— START —

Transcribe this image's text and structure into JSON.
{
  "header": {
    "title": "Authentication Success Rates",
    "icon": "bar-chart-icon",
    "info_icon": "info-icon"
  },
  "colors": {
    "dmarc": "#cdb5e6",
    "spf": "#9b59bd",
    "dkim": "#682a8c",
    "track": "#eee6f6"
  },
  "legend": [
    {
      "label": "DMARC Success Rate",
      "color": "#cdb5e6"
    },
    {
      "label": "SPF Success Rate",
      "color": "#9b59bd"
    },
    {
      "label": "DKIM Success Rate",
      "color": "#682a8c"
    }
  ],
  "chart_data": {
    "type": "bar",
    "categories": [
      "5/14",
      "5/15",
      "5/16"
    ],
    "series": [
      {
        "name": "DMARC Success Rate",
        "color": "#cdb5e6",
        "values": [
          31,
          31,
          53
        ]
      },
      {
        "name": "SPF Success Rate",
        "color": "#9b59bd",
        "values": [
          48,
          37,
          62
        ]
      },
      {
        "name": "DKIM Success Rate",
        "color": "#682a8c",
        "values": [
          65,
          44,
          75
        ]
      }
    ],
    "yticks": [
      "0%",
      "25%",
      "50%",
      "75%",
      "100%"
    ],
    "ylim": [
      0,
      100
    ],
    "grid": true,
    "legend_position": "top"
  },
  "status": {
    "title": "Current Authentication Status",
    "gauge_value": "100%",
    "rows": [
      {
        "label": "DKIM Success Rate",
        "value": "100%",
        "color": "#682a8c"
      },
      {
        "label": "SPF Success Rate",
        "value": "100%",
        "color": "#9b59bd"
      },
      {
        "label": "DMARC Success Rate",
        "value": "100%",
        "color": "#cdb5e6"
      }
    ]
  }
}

— END —

- SHORT EXERCISE -
Reproduce all the records precisely.

- OUTPUT OF THE EXERCISE -
Transcribe this image's text and structure into JSON.
{
  "header": {
    "title": "Authentication Success Rates",
    "icon": "bar-chart-icon",
    "info_icon": "info-icon"
  },
  "colors": {
    "dmarc": "#cdb5e6",
    "spf": "#9b59bd",
    "dkim": "#682a8c",
    "track": "#eee6f6"
  },
  "legend": [
    {
      "label": "DMARC Success Rate",
      "color": "#cdb5e6"
    },
    {
      "label": "SPF Success Rate",
      "color": "#9b59bd"
    },
    {
      "label": "DKIM Success Rate",
      "color": "#682a8c"
    }
  ],
  "chart_data": {
    "type": "bar",
    "categories": [
      "5/14",
      "5/15",
      "5/16"
    ],
    "series": [
      {
        "name": "DMARC Success Rate",
        "color": "#cdb5e6",
        "values": [
          31,
          31,
          53
        ]
      },
      {
        "name": "SPF Success Rate",
        "color": "#9b59bd",
        "values": [
          48,
          37,
          62
        ]
      },
      {
        "name": "DKIM Success Rate",
        "color": "#682a8c",
        "values": [
          65,
          44,
          75
        ]
      }
    ],
    "yticks": [
      "0%",
      "25%",
      "50%",
      "75%",
      "100%"
    ],
    "ylim": [
      0,
      100
    ],
    "grid": true,
    "legend_position": "top"
  },
  "status": {
    "title": "Current Authentication Status",
    "gauge_value": "100%",
    "rows": [
      {
        "label": "DKIM Success Rate",
        "value": "100%",
        "color": "#682a8c"
      },
      {
        "label": "SPF Success Rate",
        "value": "100%",
        "color": "#9b59bd"
      },
      {
        "label": "DMARC Success Rate",
        "value": "100%",
        "color": "#cdb5e6"
      }
    ]
  }
}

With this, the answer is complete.